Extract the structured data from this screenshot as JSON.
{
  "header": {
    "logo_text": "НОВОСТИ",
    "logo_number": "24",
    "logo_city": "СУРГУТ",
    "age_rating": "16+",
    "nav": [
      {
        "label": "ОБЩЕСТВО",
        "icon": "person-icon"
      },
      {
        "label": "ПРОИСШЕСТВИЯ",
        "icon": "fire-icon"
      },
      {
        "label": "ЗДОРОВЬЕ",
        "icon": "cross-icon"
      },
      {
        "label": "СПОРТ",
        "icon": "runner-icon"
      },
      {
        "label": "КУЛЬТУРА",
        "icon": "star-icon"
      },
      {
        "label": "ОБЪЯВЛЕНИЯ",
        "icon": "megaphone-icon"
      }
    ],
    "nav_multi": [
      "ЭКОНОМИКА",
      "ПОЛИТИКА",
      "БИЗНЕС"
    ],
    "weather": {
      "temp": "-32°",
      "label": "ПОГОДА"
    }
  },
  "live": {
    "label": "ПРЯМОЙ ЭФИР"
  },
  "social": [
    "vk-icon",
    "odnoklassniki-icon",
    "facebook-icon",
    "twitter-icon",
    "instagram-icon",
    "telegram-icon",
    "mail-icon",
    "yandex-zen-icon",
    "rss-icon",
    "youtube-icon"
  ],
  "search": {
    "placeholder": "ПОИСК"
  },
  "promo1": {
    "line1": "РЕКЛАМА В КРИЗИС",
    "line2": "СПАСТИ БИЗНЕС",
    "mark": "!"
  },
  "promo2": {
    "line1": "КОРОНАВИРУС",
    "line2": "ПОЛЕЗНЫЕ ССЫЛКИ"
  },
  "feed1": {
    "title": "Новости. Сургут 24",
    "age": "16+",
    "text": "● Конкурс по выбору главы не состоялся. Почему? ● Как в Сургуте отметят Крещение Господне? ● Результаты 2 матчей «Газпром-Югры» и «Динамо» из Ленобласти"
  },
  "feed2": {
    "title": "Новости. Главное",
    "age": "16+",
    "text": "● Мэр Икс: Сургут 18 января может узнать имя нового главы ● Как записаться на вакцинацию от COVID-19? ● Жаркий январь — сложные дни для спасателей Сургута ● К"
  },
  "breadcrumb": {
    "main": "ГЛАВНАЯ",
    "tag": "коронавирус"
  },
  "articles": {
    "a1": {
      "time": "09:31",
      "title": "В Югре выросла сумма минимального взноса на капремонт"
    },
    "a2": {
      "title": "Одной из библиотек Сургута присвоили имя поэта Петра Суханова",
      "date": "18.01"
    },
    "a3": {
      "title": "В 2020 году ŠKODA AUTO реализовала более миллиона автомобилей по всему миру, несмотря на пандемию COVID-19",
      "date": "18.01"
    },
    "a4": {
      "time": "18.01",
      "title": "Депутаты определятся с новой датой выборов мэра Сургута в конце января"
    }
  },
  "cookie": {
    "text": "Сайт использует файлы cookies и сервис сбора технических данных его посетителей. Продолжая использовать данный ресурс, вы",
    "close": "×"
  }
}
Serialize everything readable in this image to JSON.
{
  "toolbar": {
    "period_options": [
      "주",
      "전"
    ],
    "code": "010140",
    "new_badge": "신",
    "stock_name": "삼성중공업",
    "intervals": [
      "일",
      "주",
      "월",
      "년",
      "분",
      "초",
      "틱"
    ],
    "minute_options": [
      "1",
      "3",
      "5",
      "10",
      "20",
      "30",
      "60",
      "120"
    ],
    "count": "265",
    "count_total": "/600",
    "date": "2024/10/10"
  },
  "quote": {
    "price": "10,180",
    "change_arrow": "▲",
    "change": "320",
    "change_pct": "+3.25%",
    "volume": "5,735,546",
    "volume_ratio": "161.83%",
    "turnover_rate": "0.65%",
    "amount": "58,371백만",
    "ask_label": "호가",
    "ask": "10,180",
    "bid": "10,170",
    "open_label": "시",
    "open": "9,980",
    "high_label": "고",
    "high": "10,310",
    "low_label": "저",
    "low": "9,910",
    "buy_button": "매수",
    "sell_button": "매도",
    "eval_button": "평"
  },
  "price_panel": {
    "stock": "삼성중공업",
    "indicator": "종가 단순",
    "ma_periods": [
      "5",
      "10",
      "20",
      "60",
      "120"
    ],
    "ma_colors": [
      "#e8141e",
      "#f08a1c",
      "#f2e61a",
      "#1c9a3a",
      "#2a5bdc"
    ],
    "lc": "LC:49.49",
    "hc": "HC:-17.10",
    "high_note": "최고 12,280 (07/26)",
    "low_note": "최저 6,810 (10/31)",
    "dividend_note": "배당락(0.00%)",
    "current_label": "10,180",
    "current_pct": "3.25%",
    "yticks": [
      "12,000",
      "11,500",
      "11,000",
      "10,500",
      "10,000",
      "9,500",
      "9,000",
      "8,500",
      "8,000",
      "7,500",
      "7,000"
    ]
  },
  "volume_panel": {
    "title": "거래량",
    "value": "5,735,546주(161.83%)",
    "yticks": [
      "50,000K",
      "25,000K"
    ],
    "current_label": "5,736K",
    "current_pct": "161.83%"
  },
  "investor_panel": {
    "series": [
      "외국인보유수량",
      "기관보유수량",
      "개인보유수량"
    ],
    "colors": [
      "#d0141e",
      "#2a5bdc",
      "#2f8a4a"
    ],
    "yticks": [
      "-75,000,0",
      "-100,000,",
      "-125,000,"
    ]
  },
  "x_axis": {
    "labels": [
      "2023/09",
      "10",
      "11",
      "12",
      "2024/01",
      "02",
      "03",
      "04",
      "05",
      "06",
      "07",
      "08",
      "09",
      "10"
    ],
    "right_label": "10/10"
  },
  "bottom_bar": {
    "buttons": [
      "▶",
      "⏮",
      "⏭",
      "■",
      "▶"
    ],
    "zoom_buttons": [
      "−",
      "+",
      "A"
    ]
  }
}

+ + +

Search the data above for lines holding "главы" and copy each of them.

    "text": "● Конкурс по выбору главы не состоялся. Почему? ● Как в Сургуте отметят Крещение Господне? ● Результаты 2 матчей «Газпром-Югры» и «Динамо» из Ленобласти"
    "text": "● Мэр Икс: Сургут 18 января может узнать имя нового главы ● Как записаться на вакцинацию от COVID-19? ● Жаркий январь — сложные дни для спасателей Сургута ● К"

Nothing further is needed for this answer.